PROBLEM ▸ Set down all of the data exactly as it appears.

MATERIAL TO PROCESS ▸
>>>>>
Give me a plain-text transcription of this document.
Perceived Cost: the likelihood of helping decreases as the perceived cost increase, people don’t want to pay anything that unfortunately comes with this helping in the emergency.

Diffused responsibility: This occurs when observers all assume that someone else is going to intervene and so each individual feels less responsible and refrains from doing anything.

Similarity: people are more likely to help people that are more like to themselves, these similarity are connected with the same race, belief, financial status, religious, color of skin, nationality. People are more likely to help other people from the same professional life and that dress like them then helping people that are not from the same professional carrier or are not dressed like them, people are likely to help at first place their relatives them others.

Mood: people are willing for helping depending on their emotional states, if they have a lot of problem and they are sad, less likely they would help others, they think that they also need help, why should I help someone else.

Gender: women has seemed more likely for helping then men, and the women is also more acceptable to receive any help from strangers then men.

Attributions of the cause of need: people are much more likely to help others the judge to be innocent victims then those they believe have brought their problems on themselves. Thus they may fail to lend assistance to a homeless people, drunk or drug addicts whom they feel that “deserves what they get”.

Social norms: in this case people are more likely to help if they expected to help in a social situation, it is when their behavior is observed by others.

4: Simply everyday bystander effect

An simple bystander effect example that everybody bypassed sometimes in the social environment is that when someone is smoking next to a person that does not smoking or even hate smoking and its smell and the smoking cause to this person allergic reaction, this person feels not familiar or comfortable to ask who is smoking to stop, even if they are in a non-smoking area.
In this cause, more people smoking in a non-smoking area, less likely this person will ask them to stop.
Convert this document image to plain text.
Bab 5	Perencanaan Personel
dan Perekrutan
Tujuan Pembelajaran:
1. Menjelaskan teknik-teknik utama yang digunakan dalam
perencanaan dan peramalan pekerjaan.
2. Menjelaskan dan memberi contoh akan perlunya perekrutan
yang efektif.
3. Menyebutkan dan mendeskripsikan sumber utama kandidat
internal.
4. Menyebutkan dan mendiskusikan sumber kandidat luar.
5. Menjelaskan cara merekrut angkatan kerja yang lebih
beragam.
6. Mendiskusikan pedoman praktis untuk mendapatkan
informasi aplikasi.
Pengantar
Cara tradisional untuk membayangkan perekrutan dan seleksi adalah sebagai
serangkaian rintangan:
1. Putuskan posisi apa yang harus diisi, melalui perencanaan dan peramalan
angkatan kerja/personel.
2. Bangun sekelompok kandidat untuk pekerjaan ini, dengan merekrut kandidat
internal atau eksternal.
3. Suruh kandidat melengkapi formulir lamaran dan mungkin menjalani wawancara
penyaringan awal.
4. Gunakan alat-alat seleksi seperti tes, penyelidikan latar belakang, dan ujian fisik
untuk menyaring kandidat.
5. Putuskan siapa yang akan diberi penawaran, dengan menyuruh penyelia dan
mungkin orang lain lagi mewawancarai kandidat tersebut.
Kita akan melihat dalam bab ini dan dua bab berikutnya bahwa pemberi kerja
<<<<<
RESPONSE TO THE EXERCISE ▸
Give me a plain-text transcription of this document.
Perceived Cost: the likelihood of helping decreases as the perceived cost increase, people don’t want to pay anything that unfortunately comes with this helping in the emergency.

Diffused responsibility: This occurs when observers all assume that someone else is going to intervene and so each individual feels less responsible and refrains from doing anything.

Similarity: people are more likely to help people that are more like to themselves, these similarity are connected with the same race, belief, financial status, religious, color of skin, nationality. People are more likely to help other people from the same professional life and that dress like them then helping people that are not from the same professional carrier or are not dressed like them, people are likely to help at first place their relatives them others.

Mood: people are willing for helping depending on their emotional states, if they have a lot of problem and they are sad, less likely they would help others, they think that they also need help, why should I help someone else.

Gender: women has seemed more likely for helping then men, and the women is also more acceptable to receive any help from strangers then men.

Attributions of the cause of need: people are much more likely to help others the judge to be innocent victims then those they believe have brought their problems on themselves. Thus they may fail to lend assistance to a homeless people, drunk or drug addicts whom they feel that “deserves what they get”.

Social norms: in this case people are more likely to help if they expected to help in a social situation, it is when their behavior is observed by others.

4: Simply everyday bystander effect

An simple bystander effect example that everybody bypassed sometimes in the social environment is that when someone is smoking next to a person that does not smoking or even hate smoking and its smell and the smoking cause to this person allergic reaction, this person feels not familiar or comfortable to ask who is smoking to stop, even if they are in a non-smoking area.
In this cause, more people smoking in a non-smoking area, less likely this person will ask them to stop.
Convert this document image to plain text.
Bab 5	Perencanaan Personel
dan Perekrutan
Tujuan Pembelajaran:
1. Menjelaskan teknik-teknik utama yang digunakan dalam
perencanaan dan peramalan pekerjaan.
2. Menjelaskan dan memberi contoh akan perlunya perekrutan
yang efektif.
3. Menyebutkan dan mendeskripsikan sumber utama kandidat
internal.
4. Menyebutkan dan mendiskusikan sumber kandidat luar.
5. Menjelaskan cara merekrut angkatan kerja yang lebih
beragam.
6. Mendiskusikan pedoman praktis untuk mendapatkan
informasi aplikasi.
Pengantar
Cara tradisional untuk membayangkan perekrutan dan seleksi adalah sebagai
serangkaian rintangan:
1. Putuskan posisi apa yang harus diisi, melalui perencanaan dan peramalan
angkatan kerja/personel.
2. Bangun sekelompok kandidat untuk pekerjaan ini, dengan merekrut kandidat
internal atau eksternal.
3. Suruh kandidat melengkapi formulir lamaran dan mungkin menjalani wawancara
penyaringan awal.
4. Gunakan alat-alat seleksi seperti tes, penyelidikan latar belakang, dan ujian fisik
untuk menyaring kandidat.
5. Putuskan siapa yang akan diberi penawaran, dengan menyuruh penyelia dan
mungkin orang lain lagi mewawancarai kandidat tersebut.
Kita akan melihat dalam bab ini dan dua bab berikutnya bahwa pemberi kerja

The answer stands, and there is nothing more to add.